Task directions
Extract each line of the records below that contains the word "PLEASE".

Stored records
>>>

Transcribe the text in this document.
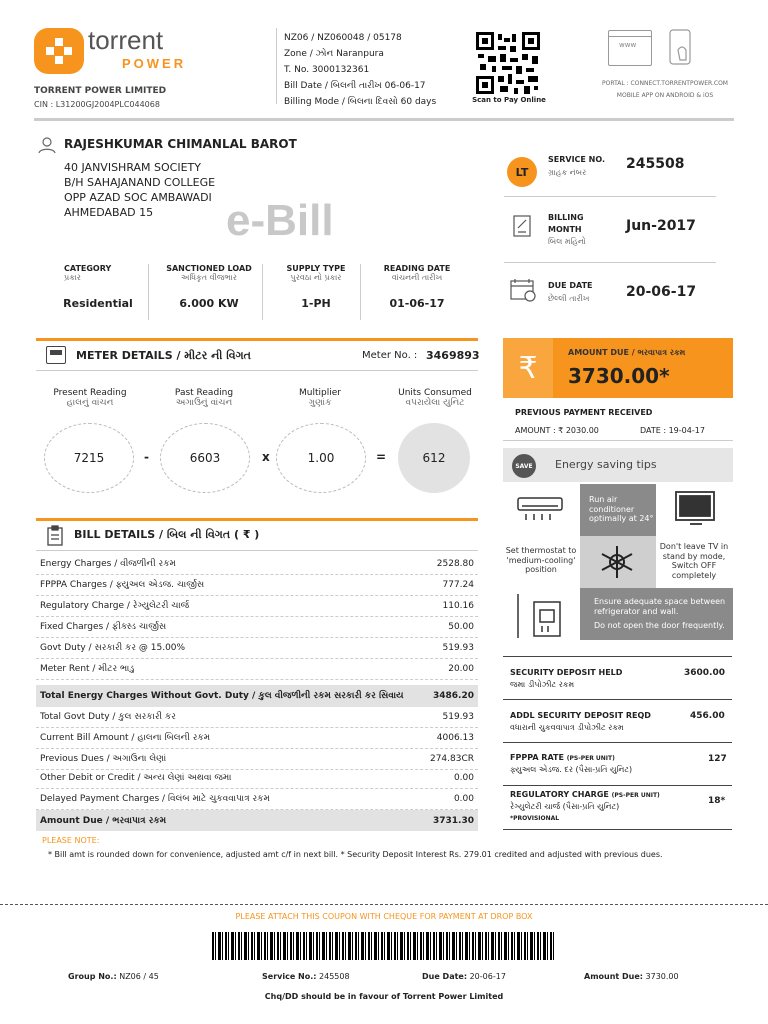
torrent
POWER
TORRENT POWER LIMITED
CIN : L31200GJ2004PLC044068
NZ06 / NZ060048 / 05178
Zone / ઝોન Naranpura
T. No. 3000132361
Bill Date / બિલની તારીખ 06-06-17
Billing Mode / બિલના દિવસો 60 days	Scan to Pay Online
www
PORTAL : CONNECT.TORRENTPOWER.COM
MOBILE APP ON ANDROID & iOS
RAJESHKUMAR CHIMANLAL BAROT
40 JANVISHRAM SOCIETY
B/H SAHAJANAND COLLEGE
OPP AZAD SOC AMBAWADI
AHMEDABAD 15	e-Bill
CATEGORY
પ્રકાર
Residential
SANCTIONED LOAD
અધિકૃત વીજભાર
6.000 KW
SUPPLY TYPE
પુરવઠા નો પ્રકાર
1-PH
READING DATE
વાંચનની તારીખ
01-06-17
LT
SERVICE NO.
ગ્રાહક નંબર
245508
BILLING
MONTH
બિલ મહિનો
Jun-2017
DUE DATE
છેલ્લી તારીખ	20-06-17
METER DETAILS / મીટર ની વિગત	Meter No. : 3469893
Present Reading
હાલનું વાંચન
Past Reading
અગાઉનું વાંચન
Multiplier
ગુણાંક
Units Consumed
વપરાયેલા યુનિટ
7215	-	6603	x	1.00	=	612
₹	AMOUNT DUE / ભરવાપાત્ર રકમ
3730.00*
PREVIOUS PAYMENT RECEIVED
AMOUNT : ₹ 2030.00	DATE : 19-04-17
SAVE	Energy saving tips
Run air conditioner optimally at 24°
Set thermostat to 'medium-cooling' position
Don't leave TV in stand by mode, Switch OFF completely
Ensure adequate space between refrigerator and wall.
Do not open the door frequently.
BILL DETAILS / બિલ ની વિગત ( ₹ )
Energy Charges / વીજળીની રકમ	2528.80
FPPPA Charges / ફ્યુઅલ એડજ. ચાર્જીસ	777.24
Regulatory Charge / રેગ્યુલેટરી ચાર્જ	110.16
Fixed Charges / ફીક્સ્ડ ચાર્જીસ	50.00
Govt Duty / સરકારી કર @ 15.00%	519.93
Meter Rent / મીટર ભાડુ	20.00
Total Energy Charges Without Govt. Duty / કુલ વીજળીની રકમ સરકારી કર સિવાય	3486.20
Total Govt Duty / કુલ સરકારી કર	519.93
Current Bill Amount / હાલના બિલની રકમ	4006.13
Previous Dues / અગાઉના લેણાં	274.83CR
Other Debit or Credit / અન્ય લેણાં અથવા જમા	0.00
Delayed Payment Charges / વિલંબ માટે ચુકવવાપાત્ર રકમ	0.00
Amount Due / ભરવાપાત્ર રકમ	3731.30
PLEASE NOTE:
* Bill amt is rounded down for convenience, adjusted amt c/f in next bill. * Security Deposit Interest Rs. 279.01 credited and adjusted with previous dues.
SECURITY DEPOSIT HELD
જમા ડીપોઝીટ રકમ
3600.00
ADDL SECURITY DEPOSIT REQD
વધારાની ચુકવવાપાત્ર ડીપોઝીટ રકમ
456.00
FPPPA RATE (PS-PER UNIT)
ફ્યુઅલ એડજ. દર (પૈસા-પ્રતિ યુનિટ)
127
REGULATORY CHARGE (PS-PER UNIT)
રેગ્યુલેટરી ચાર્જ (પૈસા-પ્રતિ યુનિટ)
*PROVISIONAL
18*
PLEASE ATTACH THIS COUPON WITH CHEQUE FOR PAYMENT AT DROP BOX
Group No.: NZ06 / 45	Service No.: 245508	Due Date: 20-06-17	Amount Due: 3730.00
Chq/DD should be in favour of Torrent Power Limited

<<<
>>>

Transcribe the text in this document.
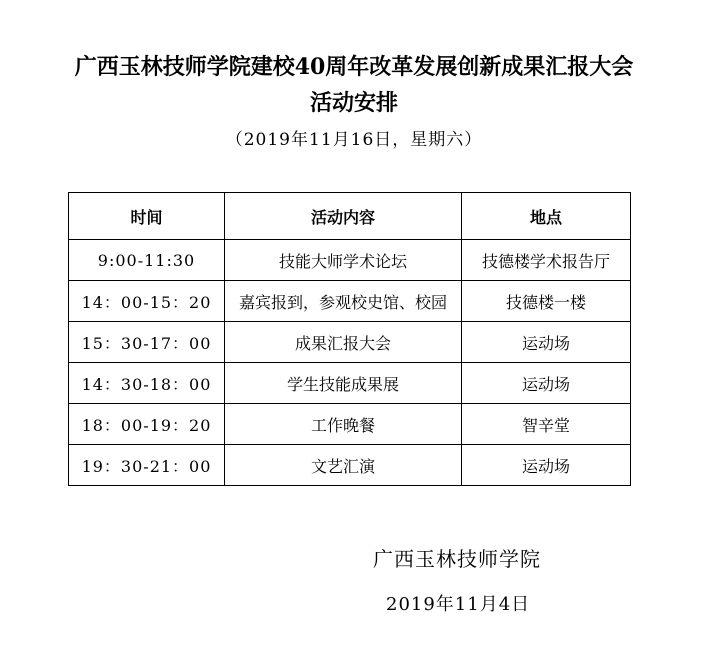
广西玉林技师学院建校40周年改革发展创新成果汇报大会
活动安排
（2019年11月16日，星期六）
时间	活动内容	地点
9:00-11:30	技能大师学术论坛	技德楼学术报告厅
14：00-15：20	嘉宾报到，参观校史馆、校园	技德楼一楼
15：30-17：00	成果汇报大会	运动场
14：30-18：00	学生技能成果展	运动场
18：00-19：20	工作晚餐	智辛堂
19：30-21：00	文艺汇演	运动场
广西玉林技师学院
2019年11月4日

<<<

Solution
PLEASE NOTE:
PLEASE ATTACH THIS COUPON WITH CHEQUE FOR PAYMENT AT DROP BOX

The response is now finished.